== GIVEN ENTRIES
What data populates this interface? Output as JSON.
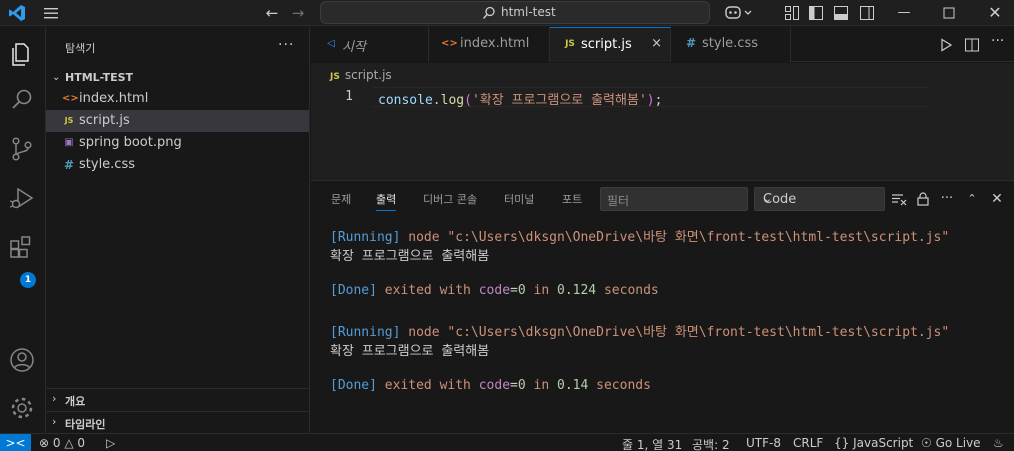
{
  "titlebar": {
    "search_text": "html-test",
    "back_icon": "arrow-left-icon",
    "forward_icon": "arrow-right-icon"
  },
  "activity_bar": {
    "items": [
      "explorer-icon",
      "search-icon",
      "source-control-icon",
      "run-debug-icon",
      "extensions-icon"
    ],
    "extensions_badge": "1",
    "bottom": [
      "account-icon",
      "manage-gear-icon"
    ]
  },
  "sidebar": {
    "title": "탐색기",
    "more": "···",
    "folder": "HTML-TEST",
    "files": [
      {
        "icon": "<>",
        "name": "index.html",
        "color": "#e37933"
      },
      {
        "icon": "JS",
        "name": "script.js",
        "color": "#cbcb41"
      },
      {
        "icon": "▣",
        "name": "spring boot.png",
        "color": "#a074c4"
      },
      {
        "icon": "#",
        "name": "style.css",
        "color": "#519aba"
      }
    ],
    "sections": [
      "개요",
      "타임라인"
    ]
  },
  "tabs": [
    {
      "icon": "◁",
      "name": "시작",
      "color": "#3794ff",
      "italic": true
    },
    {
      "icon": "<>",
      "name": "index.html",
      "color": "#e37933"
    },
    {
      "icon": "JS",
      "name": "script.js",
      "color": "#cbcb41",
      "active": true,
      "close": "×"
    },
    {
      "icon": "#",
      "name": "style.css",
      "color": "#519aba"
    }
  ],
  "editor": {
    "breadcrumb_icon": "JS",
    "breadcrumb": "script.js",
    "line_number": "1",
    "code": {
      "obj": "console",
      "dot": ".",
      "fn": "log",
      "open": "(",
      "str": "'확장 프로그램으로 출력해봄'",
      "close": ")",
      "semi": ";"
    }
  },
  "panel": {
    "tabs": [
      "문제",
      "출력",
      "디버그 콘솔",
      "터미널",
      "포트"
    ],
    "active_tab": "출력",
    "filter_placeholder": "필터",
    "select_value": "Code",
    "output": [
      {
        "running": "[Running]",
        "cmd": " node \"c:\\Users\\dksgn\\OneDrive\\바탕 화면\\front-test\\html-test\\script.js\""
      },
      {
        "text": "확장 프로그램으로 출력해봄"
      },
      {
        "done": "[Done]",
        "exited": " exited with ",
        "code_label": "code",
        "eq": "=",
        "code_val": "0",
        "in": " in ",
        "secs": "0.124",
        "unit": " seconds"
      },
      {
        "running": "[Running]",
        "cmd": " node \"c:\\Users\\dksgn\\OneDrive\\바탕 화면\\front-test\\html-test\\script.js\""
      },
      {
        "text": "확장 프로그램으로 출력해봄"
      },
      {
        "done": "[Done]",
        "exited": " exited with ",
        "code_label": "code",
        "eq": "=",
        "code_val": "0",
        "in": " in ",
        "secs": "0.14",
        "unit": " seconds"
      }
    ]
  },
  "statusbar": {
    "remote": "><",
    "errors": "0",
    "warnings": "0",
    "position": "줄 1, 열 31",
    "spaces": "공백: 2",
    "encoding": "UTF-8",
    "eol": "CRLF",
    "language": "JavaScript",
    "golive": "Go Live"
  }
}
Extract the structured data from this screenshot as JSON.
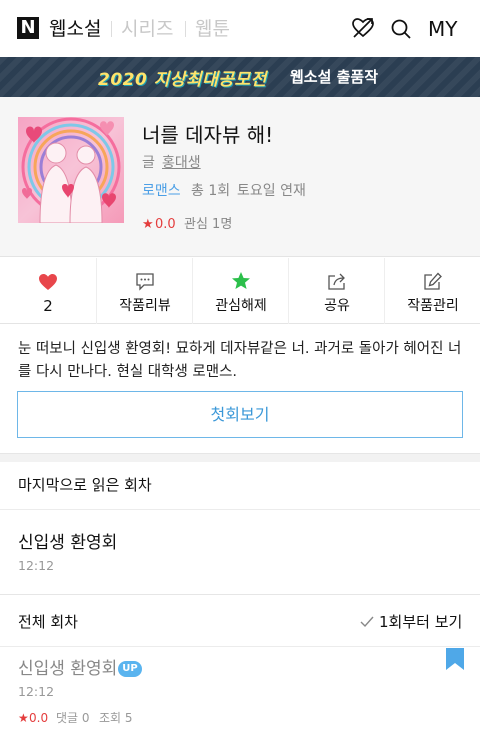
{
  "header": {
    "logo": "N",
    "nav": [
      "웹소설",
      "시리즈",
      "웹툰"
    ],
    "my_label": "MY",
    "icons": [
      "cupid-heart-icon",
      "search-icon"
    ]
  },
  "banner": {
    "main": "2020 지상최대공모전",
    "sub": "웹소설 출품작"
  },
  "work": {
    "title": "너를 데자뷰 해!",
    "author_prefix": "글",
    "author": "홍대생",
    "genre": "로맨스",
    "episodes": "총 1회",
    "schedule": "토요일 연재",
    "rating_star": "★",
    "rating": "0.0",
    "interest": "관심 1명"
  },
  "actions": [
    {
      "label": "2",
      "icon": "heart-icon",
      "color": "#e8464b"
    },
    {
      "label": "작품리뷰",
      "icon": "comment-icon"
    },
    {
      "label": "관심해제",
      "icon": "star-icon",
      "color": "#2cbf4b"
    },
    {
      "label": "공유",
      "icon": "share-icon"
    },
    {
      "label": "작품관리",
      "icon": "edit-icon"
    }
  ],
  "synopsis": "눈 떠보니 신입생 환영회! 묘하게 데자뷰같은 너. 과거로 돌아가 헤어진 너를 다시 만나다. 현실 대학생 로맨스.",
  "first_button": "첫회보기",
  "last_read": {
    "heading": "마지막으로 읽은 회차",
    "title": "신입생 환영회",
    "date": "12:12"
  },
  "all_episodes": {
    "heading": "전체 회차",
    "from_first": "1회부터 보기",
    "items": [
      {
        "title": "신입생 환영회",
        "badge": "UP",
        "date": "12:12",
        "star": "★",
        "rating": "0.0",
        "comments": "댓글 0",
        "views": "조회 5"
      }
    ]
  },
  "colors": {
    "accent_blue": "#3b98d8",
    "genre_blue": "#4b9fe6",
    "rating_red": "#e43d3d",
    "heart_red": "#e8464b",
    "star_green": "#2cbf4b",
    "banner_bg": "#2b3e52",
    "banner_text": "#ffe36b"
  }
}
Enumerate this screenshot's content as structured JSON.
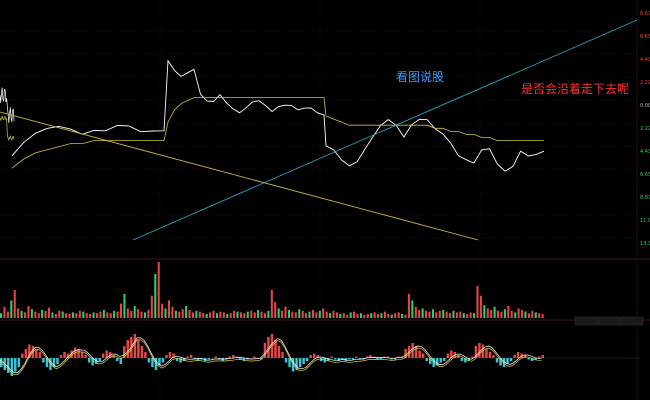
====
> _WHAT YOU HAVE TO DO_: Filter out all lines lacking the word "data" and copy the rest.

> _CORRECT OUTPUT_:
What data populates this interface? Output as JSON.
Extract the structured data from this screenshot as JSON.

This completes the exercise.